[start DATA EXCERPTS]
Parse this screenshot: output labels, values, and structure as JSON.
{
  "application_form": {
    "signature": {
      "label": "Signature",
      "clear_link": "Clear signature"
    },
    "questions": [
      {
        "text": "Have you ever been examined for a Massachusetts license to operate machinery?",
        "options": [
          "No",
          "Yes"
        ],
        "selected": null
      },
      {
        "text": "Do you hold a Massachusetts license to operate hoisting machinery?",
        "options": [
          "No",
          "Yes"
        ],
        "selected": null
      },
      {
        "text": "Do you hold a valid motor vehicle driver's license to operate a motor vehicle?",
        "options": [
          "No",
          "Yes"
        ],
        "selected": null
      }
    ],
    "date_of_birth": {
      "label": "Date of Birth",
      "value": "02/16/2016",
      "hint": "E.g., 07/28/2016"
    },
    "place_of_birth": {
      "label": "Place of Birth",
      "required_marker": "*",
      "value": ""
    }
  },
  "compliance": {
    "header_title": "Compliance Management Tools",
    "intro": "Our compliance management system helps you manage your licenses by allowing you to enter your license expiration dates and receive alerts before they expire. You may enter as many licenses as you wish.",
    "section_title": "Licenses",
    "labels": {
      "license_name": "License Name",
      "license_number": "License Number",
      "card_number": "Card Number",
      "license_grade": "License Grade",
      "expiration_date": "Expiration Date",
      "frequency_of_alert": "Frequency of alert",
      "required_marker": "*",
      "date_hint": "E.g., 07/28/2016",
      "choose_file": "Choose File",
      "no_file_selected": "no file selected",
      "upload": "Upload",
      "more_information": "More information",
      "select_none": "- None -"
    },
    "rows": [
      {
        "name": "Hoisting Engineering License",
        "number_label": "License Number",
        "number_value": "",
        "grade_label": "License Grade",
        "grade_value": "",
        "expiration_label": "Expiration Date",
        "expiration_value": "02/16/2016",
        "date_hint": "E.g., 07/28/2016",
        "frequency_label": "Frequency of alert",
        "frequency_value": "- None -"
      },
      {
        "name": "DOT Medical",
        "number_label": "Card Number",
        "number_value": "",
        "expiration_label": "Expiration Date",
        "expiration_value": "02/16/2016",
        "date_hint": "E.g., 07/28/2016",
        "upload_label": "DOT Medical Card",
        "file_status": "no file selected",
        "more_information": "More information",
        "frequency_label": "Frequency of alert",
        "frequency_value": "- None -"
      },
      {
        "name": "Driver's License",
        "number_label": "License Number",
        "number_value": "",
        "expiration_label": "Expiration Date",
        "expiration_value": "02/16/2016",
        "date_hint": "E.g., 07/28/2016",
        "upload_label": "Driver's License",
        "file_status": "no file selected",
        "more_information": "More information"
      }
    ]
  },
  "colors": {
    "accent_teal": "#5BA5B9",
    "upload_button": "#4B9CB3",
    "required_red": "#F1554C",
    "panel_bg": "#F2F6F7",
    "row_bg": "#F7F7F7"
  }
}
[end DATA EXCERPTS]
◆ **PROMPT**:
From the data above, copy out every line with the string "hold" in it.

◆ **RESULT OF THE TASK**:
        "text": "Do you hold a Massachusetts license to operate hoisting machinery?",
        "text": "Do you hold a valid motor vehicle driver's license to operate a motor vehicle?",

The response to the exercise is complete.